**Stated goal**
Pull out every line from the listing that has the word "минобром".

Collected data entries
[Begin]
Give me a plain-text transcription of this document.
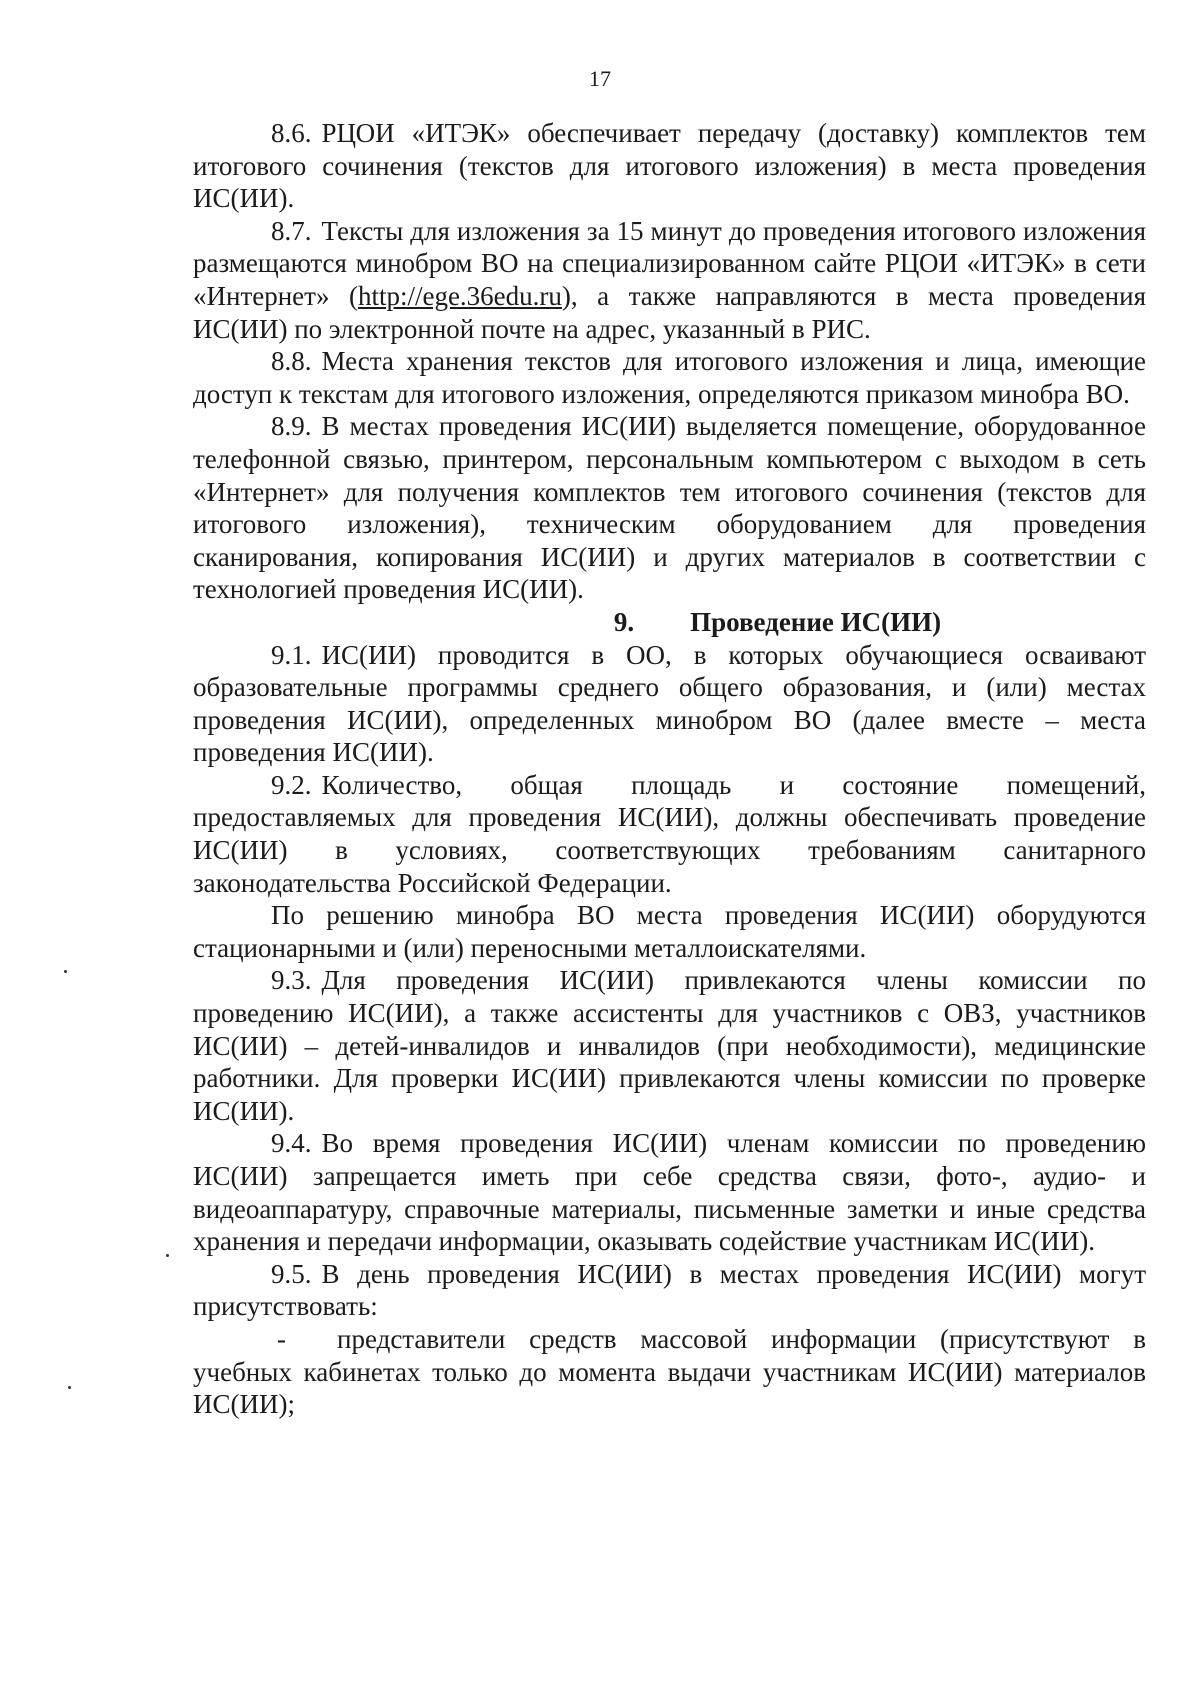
17

8.6. РЦОИ «ИТЭК» обеспечивает передачу (доставку) комплектов тем итогового сочинения (текстов для итогового изложения) в места проведения ИС(ИИ).

8.7. Тексты для изложения за 15 минут до проведения итогового изложения размещаются минобром ВО на специализированном сайте РЦОИ «ИТЭК» в сети «Интернет» (http://ege.36edu.ru), а также направляются в места проведения ИС(ИИ) по электронной почте на адрес, указанный в РИС.

8.8. Места хранения текстов для итогового изложения и лица, имеющие доступ к текстам для итогового изложения, определяются приказом минобра ВО.

8.9. В местах проведения ИС(ИИ) выделяется помещение, оборудованное телефонной связью, принтером, персональным компьютером с выходом в сеть «Интернет» для получения комплектов тем итогового сочинения (текстов для итогового изложения), техническим оборудованием для проведения сканирования, копирования ИС(ИИ) и других материалов в соответствии с технологией проведения ИС(ИИ).

9. Проведение ИС(ИИ)

9.1. ИС(ИИ) проводится в ОО, в которых обучающиеся осваивают образовательные программы среднего общего образования, и (или) местах проведения ИС(ИИ), определенных минобром ВО (далее вместе – места проведения ИС(ИИ).

9.2. Количество, общая площадь и состояние помещений, предоставляемых для проведения ИС(ИИ), должны обеспечивать проведение ИС(ИИ) в условиях, соответствующих требованиям санитарного законодательства Российской Федерации.

По решению минобра ВО места проведения ИС(ИИ) оборудуются стационарными и (или) переносными металлоискателями.

9.3. Для проведения ИС(ИИ) привлекаются члены комиссии по проведению ИС(ИИ), а также ассистенты для участников с ОВЗ, участников ИС(ИИ) – детей-инвалидов и инвалидов (при необходимости), медицинские работники. Для проверки ИС(ИИ) привлекаются члены комиссии по проверке ИС(ИИ).

9.4. Во время проведения ИС(ИИ) членам комиссии по проведению ИС(ИИ) запрещается иметь при себе средства связи, фото-, аудио- и видеоаппаратуру, справочные материалы, письменные заметки и иные средства хранения и передачи информации, оказывать содействие участникам ИС(ИИ).

9.5. В день проведения ИС(ИИ) в местах проведения ИС(ИИ) могут присутствовать:

- представители средств массовой информации (присутствуют в учебных кабинетах только до момента выдачи участникам ИС(ИИ) материалов ИС(ИИ);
[End]
**Completed task**
8.7. Тексты для изложения за 15 минут до проведения итогового изложения размещаются минобром ВО на специализированном сайте РЦОИ «ИТЭК» в сети «Интернет» (http://ege.36edu.ru), а также направляются в места проведения ИС(ИИ) по электронной почте на адрес, указанный в РИС.
9.1. ИС(ИИ) проводится в ОО, в которых обучающиеся осваивают образовательные программы среднего общего образования, и (или) местах проведения ИС(ИИ), определенных минобром ВО (далее вместе – места проведения ИС(ИИ).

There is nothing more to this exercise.